To be done » Exactly reproduce the line containing "OCR this image." together with every line after it, through the end of the entries, and give nothing more.

Source data »

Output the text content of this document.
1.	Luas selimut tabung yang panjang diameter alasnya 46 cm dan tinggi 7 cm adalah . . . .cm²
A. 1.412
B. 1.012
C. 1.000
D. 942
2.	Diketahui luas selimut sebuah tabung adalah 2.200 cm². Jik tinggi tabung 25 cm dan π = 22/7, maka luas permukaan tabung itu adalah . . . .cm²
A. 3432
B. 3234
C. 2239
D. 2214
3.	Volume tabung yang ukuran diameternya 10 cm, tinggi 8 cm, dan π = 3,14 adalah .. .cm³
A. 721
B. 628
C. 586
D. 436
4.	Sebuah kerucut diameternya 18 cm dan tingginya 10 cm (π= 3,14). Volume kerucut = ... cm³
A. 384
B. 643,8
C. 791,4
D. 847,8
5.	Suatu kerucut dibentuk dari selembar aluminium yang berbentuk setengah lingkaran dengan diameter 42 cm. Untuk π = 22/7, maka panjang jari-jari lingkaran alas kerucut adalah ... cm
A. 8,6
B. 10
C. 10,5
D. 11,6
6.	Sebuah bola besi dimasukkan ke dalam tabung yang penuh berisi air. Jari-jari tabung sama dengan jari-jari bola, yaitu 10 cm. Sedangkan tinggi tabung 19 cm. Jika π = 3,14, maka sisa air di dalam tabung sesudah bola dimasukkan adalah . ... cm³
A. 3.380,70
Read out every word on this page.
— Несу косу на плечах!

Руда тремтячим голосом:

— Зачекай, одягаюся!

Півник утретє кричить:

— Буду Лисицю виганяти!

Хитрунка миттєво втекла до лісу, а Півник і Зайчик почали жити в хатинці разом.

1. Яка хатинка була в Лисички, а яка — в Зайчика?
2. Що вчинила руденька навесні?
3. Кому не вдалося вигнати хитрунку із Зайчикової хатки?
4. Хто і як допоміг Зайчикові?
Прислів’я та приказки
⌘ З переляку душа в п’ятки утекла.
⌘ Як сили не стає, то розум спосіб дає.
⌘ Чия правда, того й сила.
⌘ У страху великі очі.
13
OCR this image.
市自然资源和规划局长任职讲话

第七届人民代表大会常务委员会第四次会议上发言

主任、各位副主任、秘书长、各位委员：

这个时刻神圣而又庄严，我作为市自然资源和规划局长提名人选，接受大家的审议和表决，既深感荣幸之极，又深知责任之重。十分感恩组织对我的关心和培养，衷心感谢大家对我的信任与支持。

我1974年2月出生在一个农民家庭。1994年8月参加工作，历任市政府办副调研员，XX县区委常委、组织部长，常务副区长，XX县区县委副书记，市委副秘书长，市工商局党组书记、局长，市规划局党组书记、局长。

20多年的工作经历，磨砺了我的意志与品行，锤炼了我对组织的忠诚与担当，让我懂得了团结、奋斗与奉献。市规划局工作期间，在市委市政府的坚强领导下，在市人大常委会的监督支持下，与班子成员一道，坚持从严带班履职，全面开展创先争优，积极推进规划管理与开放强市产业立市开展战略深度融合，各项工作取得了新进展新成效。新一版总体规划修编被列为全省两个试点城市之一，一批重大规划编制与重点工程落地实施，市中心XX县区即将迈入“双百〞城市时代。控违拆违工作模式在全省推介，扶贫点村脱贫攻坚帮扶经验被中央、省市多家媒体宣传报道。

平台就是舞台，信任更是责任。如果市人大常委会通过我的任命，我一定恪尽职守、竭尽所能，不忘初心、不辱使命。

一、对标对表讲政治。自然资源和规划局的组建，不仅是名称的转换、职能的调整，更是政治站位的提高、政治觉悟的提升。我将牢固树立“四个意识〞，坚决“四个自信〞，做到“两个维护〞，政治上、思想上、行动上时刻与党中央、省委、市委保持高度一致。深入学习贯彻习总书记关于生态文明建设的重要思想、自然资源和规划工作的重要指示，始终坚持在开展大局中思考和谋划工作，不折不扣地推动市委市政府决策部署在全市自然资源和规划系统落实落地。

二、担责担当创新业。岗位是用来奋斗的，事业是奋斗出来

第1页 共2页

Answer in full »
OCR this image.
市自然资源和规划局长任职讲话

第七届人民代表大会常务委员会第四次会议上发言

主任、各位副主任、秘书长、各位委员：

这个时刻神圣而又庄严，我作为市自然资源和规划局长提名人选，接受大家的审议和表决，既深感荣幸之极，又深知责任之重。十分感恩组织对我的关心和培养，衷心感谢大家对我的信任与支持。

我1974年2月出生在一个农民家庭。1994年8月参加工作，历任市政府办副调研员，XX县区委常委、组织部长，常务副区长，XX县区县委副书记，市委副秘书长，市工商局党组书记、局长，市规划局党组书记、局长。

20多年的工作经历，磨砺了我的意志与品行，锤炼了我对组织的忠诚与担当，让我懂得了团结、奋斗与奉献。市规划局工作期间，在市委市政府的坚强领导下，在市人大常委会的监督支持下，与班子成员一道，坚持从严带班履职，全面开展创先争优，积极推进规划管理与开放强市产业立市开展战略深度融合，各项工作取得了新进展新成效。新一版总体规划修编被列为全省两个试点城市之一，一批重大规划编制与重点工程落地实施，市中心XX县区即将迈入“双百〞城市时代。控违拆违工作模式在全省推介，扶贫点村脱贫攻坚帮扶经验被中央、省市多家媒体宣传报道。

平台就是舞台，信任更是责任。如果市人大常委会通过我的任命，我一定恪尽职守、竭尽所能，不忘初心、不辱使命。

一、对标对表讲政治。自然资源和规划局的组建，不仅是名称的转换、职能的调整，更是政治站位的提高、政治觉悟的提升。我将牢固树立“四个意识〞，坚决“四个自信〞，做到“两个维护〞，政治上、思想上、行动上时刻与党中央、省委、市委保持高度一致。深入学习贯彻习总书记关于生态文明建设的重要思想、自然资源和规划工作的重要指示，始终坚持在开展大局中思考和谋划工作，不折不扣地推动市委市政府决策部署在全市自然资源和规划系统落实落地。

二、担责担当创新业。岗位是用来奋斗的，事业是奋斗出来

第1页 共2页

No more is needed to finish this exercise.